> **PROBLEM DESCRIPTION**
Search the records for the word "document" and pick out every line that has it.

> **TASK INPUTS**
——————

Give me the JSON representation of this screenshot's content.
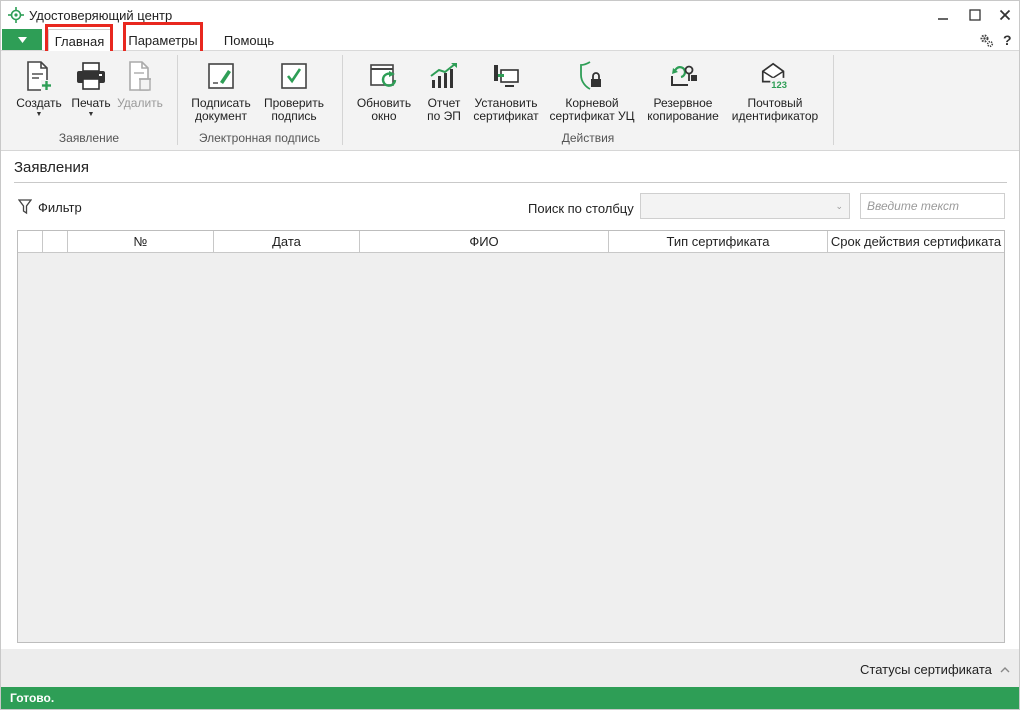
{
  "window": {
    "title": "Удостоверяющий центр",
    "accent_color": "#2e9e56"
  },
  "menu": {
    "tabs": [
      {
        "label": "Главная",
        "active": true,
        "highlighted": true
      },
      {
        "label": "Параметры",
        "active": false,
        "highlighted": true
      },
      {
        "label": "Помощь",
        "active": false,
        "highlighted": false
      }
    ],
    "highlight_color": "#e8281f",
    "help_label": "?"
  },
  "ribbon": {
    "groups": [
      {
        "label": "Заявление",
        "buttons": [
          {
            "label": "Создать",
            "icon": "create-document-icon",
            "dropdown": true,
            "enabled": true
          },
          {
            "label": "Печать",
            "icon": "printer-icon",
            "dropdown": true,
            "enabled": true
          },
          {
            "label": "Удалить",
            "icon": "delete-document-icon",
            "dropdown": false,
            "enabled": false
          }
        ]
      },
      {
        "label": "Электронная подпись",
        "buttons": [
          {
            "label": "Подписать документ",
            "icon": "sign-document-icon",
            "enabled": true
          },
          {
            "label": "Проверить подпись",
            "icon": "check-signature-icon",
            "enabled": true
          }
        ]
      },
      {
        "label": "Действия",
        "buttons": [
          {
            "label": "Обновить окно",
            "icon": "refresh-window-icon",
            "enabled": true
          },
          {
            "label": "Отчет по ЭП",
            "icon": "report-chart-icon",
            "enabled": true
          },
          {
            "label": "Установить сертификат",
            "icon": "install-certificate-icon",
            "enabled": true
          },
          {
            "label": "Корневой сертификат УЦ",
            "icon": "root-certificate-shield-icon",
            "enabled": true
          },
          {
            "label": "Резервное копирование",
            "icon": "backup-key-icon",
            "enabled": true
          },
          {
            "label": "Почтовый идентификатор",
            "icon": "mail-identifier-icon",
            "enabled": true
          }
        ]
      }
    ]
  },
  "content": {
    "section_title": "Заявления",
    "filter_label": "Фильтр",
    "search_by_column_label": "Поиск по столбцу",
    "search_column_value": "",
    "search_placeholder": "Введите текст"
  },
  "table": {
    "columns": [
      "",
      "",
      "№",
      "Дата",
      "ФИО",
      "Тип сертификата",
      "Срок действия сертификата"
    ],
    "rows": []
  },
  "footer": {
    "statuses_label": "Статусы сертификата",
    "status_text": "Готово."
  }
}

——————

> **RESPONSE**
            "icon": "create-document-icon",
            "icon": "delete-document-icon",
            "icon": "sign-document-icon",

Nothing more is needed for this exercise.